__Data to use__.
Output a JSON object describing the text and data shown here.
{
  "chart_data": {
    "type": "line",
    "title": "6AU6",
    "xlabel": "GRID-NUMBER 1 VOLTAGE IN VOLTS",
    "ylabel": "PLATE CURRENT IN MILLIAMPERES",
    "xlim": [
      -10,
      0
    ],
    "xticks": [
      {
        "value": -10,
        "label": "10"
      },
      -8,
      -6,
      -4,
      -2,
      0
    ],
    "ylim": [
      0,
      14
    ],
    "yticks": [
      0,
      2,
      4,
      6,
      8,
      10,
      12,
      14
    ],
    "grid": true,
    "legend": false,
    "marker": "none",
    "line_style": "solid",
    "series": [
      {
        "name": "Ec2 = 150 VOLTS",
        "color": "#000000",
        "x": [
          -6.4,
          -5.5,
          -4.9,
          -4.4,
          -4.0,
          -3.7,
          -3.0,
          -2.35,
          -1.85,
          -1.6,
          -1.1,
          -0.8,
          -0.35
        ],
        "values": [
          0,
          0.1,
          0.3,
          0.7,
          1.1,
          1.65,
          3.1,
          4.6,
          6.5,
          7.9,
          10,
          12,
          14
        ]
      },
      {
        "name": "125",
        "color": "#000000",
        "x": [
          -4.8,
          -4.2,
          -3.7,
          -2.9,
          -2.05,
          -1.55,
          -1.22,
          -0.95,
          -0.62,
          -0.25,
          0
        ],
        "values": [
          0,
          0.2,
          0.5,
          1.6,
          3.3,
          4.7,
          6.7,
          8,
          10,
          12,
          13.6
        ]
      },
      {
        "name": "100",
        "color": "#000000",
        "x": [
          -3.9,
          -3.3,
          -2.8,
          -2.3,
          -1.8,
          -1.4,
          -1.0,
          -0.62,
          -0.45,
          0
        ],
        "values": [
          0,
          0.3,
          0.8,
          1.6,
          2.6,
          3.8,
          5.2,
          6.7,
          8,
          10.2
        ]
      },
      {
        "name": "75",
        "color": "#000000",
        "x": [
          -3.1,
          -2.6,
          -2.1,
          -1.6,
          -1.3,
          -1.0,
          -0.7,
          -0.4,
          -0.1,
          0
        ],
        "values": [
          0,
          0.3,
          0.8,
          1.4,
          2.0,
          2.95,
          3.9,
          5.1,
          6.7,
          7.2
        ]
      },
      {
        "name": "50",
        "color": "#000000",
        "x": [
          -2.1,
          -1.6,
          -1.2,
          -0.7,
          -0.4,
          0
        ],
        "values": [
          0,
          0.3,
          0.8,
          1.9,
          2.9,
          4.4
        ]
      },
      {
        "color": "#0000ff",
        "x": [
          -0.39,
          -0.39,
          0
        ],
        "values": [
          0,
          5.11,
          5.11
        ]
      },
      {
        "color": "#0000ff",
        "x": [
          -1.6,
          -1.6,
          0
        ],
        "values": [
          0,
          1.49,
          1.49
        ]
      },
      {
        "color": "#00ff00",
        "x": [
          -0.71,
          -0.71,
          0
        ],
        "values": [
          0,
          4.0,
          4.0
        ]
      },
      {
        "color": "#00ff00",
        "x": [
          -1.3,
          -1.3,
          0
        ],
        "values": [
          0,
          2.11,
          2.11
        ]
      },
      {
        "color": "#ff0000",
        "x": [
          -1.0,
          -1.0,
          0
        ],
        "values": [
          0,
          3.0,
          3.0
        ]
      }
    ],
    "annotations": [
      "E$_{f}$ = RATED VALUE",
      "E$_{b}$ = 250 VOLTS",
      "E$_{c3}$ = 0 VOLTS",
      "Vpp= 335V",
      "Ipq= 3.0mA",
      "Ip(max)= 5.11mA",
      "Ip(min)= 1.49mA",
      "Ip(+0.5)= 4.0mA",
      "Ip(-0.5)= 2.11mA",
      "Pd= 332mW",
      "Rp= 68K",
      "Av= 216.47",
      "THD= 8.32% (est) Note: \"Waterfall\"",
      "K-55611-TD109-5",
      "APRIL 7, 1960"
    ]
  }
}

__Short problem__. Copy out all of the data exactly, leaving nothing out.

__Response to this task__.
Output a JSON object describing the text and data shown here.
{
  "chart_data": {
    "type": "line",
    "title": "6AU6",
    "xlabel": "GRID-NUMBER 1 VOLTAGE IN VOLTS",
    "ylabel": "PLATE CURRENT IN MILLIAMPERES",
    "xlim": [
      -10,
      0
    ],
    "xticks": [
      {
        "value": -10,
        "label": "10"
      },
      -8,
      -6,
      -4,
      -2,
      0
    ],
    "ylim": [
      0,
      14
    ],
    "yticks": [
      0,
      2,
      4,
      6,
      8,
      10,
      12,
      14
    ],
    "grid": true,
    "legend": false,
    "marker": "none",
    "line_style": "solid",
    "series": [
      {
        "name": "Ec2 = 150 VOLTS",
        "color": "#000000",
        "x": [
          -6.4,
          -5.5,
          -4.9,
          -4.4,
          -4.0,
          -3.7,
          -3.0,
          -2.35,
          -1.85,
          -1.6,
          -1.1,
          -0.8,
          -0.35
        ],
        "values": [
          0,
          0.1,
          0.3,
          0.7,
          1.1,
          1.65,
          3.1,
          4.6,
          6.5,
          7.9,
          10,
          12,
          14
        ]
      },
      {
        "name": "125",
        "color": "#000000",
        "x": [
          -4.8,
          -4.2,
          -3.7,
          -2.9,
          -2.05,
          -1.55,
          -1.22,
          -0.95,
          -0.62,
          -0.25,
          0
        ],
        "values": [
          0,
          0.2,
          0.5,
          1.6,
          3.3,
          4.7,
          6.7,
          8,
          10,
          12,
          13.6
        ]
      },
      {
        "name": "100",
        "color": "#000000",
        "x": [
          -3.9,
          -3.3,
          -2.8,
          -2.3,
          -1.8,
          -1.4,
          -1.0,
          -0.62,
          -0.45,
          0
        ],
        "values": [
          0,
          0.3,
          0.8,
          1.6,
          2.6,
          3.8,
          5.2,
          6.7,
          8,
          10.2
        ]
      },
      {
        "name": "75",
        "color": "#000000",
        "x": [
          -3.1,
          -2.6,
          -2.1,
          -1.6,
          -1.3,
          -1.0,
          -0.7,
          -0.4,
          -0.1,
          0
        ],
        "values": [
          0,
          0.3,
          0.8,
          1.4,
          2.0,
          2.95,
          3.9,
          5.1,
          6.7,
          7.2
        ]
      },
      {
        "name": "50",
        "color": "#000000",
        "x": [
          -2.1,
          -1.6,
          -1.2,
          -0.7,
          -0.4,
          0
        ],
        "values": [
          0,
          0.3,
          0.8,
          1.9,
          2.9,
          4.4
        ]
      },
      {
        "color": "#0000ff",
        "x": [
          -0.39,
          -0.39,
          0
        ],
        "values": [
          0,
          5.11,
          5.11
        ]
      },
      {
        "color": "#0000ff",
        "x": [
          -1.6,
          -1.6,
          0
        ],
        "values": [
          0,
          1.49,
          1.49
        ]
      },
      {
        "color": "#00ff00",
        "x": [
          -0.71,
          -0.71,
          0
        ],
        "values": [
          0,
          4.0,
          4.0
        ]
      },
      {
        "color": "#00ff00",
        "x": [
          -1.3,
          -1.3,
          0
        ],
        "values": [
          0,
          2.11,
          2.11
        ]
      },
      {
        "color": "#ff0000",
        "x": [
          -1.0,
          -1.0,
          0
        ],
        "values": [
          0,
          3.0,
          3.0
        ]
      }
    ],
    "annotations": [
      "E$_{f}$ = RATED VALUE",
      "E$_{b}$ = 250 VOLTS",
      "E$_{c3}$ = 0 VOLTS",
      "Vpp= 335V",
      "Ipq= 3.0mA",
      "Ip(max)= 5.11mA",
      "Ip(min)= 1.49mA",
      "Ip(+0.5)= 4.0mA",
      "Ip(-0.5)= 2.11mA",
      "Pd= 332mW",
      "Rp= 68K",
      "Av= 216.47",
      "THD= 8.32% (est) Note: \"Waterfall\"",
      "K-55611-TD109-5",
      "APRIL 7, 1960"
    ]
  }
}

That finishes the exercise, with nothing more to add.